Problem description >>
Look through the material below, count the lines containing the word "Revenu", and state only the count.

[A block of data]
◇ ◇ ◇ ◇ ◇ ◇ ◇
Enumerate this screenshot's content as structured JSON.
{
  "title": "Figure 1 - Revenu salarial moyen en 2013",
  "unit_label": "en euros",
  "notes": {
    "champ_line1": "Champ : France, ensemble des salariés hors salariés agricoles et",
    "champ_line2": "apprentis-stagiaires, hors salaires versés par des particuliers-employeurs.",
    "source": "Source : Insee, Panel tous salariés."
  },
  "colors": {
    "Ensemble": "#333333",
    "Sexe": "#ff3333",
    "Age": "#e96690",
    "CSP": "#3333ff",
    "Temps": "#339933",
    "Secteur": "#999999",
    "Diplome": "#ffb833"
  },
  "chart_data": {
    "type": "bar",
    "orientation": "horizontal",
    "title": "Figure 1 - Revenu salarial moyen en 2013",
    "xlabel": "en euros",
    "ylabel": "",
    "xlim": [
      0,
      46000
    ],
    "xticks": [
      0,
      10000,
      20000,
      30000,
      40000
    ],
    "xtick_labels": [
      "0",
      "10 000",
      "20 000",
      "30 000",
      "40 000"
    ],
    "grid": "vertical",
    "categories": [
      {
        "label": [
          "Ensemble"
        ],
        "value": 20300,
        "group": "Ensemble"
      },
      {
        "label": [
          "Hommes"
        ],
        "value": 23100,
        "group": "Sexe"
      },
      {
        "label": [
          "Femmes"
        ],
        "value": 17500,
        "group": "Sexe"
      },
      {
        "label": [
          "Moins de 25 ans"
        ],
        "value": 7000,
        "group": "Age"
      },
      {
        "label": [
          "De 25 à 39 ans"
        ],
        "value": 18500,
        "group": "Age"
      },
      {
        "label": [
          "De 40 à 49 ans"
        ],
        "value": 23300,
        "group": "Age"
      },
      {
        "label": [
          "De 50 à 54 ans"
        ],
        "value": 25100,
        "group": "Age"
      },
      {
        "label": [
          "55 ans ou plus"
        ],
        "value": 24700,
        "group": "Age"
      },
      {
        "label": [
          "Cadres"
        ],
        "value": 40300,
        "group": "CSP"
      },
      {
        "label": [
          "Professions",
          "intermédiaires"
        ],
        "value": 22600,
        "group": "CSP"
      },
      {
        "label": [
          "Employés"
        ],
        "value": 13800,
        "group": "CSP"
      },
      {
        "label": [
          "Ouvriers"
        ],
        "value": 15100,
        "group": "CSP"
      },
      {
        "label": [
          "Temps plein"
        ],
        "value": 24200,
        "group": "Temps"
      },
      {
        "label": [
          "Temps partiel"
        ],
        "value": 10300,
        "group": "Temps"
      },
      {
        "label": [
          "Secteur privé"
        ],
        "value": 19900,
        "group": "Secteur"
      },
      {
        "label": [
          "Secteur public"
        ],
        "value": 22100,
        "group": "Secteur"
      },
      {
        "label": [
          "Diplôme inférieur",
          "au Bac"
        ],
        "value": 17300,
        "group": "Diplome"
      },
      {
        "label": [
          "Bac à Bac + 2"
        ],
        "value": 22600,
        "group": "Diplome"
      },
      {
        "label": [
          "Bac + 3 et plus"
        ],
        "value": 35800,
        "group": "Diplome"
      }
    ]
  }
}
◇ ◇ ◇ ◇ ◇ ◇ ◇
Exercise response >>
2